──────── Exercise data ────────
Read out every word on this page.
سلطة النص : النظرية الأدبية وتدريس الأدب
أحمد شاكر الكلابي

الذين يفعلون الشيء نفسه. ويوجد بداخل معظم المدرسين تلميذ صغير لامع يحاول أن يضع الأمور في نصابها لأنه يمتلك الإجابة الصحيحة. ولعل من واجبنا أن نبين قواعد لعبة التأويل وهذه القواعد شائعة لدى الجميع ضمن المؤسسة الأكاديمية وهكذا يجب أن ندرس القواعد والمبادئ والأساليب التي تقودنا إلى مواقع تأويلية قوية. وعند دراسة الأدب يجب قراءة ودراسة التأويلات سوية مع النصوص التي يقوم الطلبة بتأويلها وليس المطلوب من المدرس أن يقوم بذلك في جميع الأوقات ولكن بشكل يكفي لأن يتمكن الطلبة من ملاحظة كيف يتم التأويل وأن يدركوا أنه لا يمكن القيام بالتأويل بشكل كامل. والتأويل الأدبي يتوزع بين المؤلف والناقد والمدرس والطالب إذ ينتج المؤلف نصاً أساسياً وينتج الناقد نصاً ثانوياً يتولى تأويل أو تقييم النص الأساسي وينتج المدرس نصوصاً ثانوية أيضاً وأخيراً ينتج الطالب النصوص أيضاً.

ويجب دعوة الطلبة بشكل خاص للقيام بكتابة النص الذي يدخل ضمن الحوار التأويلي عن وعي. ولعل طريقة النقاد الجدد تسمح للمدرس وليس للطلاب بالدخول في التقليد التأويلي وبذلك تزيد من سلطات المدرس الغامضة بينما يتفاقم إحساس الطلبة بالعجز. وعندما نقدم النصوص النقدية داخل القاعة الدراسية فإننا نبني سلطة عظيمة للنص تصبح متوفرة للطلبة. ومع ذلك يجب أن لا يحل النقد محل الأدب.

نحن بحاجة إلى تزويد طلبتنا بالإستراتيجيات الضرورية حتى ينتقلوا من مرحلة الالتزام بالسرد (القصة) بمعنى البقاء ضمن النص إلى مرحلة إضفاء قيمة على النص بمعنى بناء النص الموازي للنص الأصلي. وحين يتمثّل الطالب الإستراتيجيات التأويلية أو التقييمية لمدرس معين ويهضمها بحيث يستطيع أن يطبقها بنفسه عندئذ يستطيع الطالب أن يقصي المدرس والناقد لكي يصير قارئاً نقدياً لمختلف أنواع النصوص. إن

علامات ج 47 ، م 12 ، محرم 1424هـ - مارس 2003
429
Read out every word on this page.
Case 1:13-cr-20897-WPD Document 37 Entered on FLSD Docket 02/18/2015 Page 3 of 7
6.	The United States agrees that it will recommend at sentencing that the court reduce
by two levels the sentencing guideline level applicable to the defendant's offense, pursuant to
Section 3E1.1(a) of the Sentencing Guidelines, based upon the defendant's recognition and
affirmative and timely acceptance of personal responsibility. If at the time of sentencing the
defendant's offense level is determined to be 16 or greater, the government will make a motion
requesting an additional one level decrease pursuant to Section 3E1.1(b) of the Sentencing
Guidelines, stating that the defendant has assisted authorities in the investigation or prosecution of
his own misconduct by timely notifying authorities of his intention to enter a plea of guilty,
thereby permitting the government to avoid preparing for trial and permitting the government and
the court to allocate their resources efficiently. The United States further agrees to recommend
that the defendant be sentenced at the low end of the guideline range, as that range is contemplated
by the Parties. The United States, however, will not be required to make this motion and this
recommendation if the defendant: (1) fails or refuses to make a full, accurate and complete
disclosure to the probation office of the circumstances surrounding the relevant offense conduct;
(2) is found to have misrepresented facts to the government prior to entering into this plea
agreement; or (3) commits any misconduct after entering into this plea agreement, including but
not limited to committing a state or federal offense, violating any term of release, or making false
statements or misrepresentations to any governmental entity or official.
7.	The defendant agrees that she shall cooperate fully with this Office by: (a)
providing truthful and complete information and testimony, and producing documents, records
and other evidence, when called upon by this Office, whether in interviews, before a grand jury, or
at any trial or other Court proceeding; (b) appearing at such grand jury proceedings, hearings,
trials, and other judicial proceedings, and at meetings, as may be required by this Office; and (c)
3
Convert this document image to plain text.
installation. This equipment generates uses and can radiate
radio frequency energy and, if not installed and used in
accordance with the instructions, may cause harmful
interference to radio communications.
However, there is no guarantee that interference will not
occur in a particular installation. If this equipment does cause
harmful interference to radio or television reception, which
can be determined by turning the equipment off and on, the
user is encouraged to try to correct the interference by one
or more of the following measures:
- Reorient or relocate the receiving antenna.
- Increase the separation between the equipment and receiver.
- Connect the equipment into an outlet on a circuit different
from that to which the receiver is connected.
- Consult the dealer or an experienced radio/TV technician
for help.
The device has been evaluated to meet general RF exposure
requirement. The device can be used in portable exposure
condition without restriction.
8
────────
# Aim of the task
Check each line of the entries for the string "upon". Copy the lines that have it.

# Task result
Section 3E1.1(a) of the Sentencing Guidelines, based upon the defendant's recognition and
and other evidence, when called upon by this Office, whether in interviews, before a grand jury, or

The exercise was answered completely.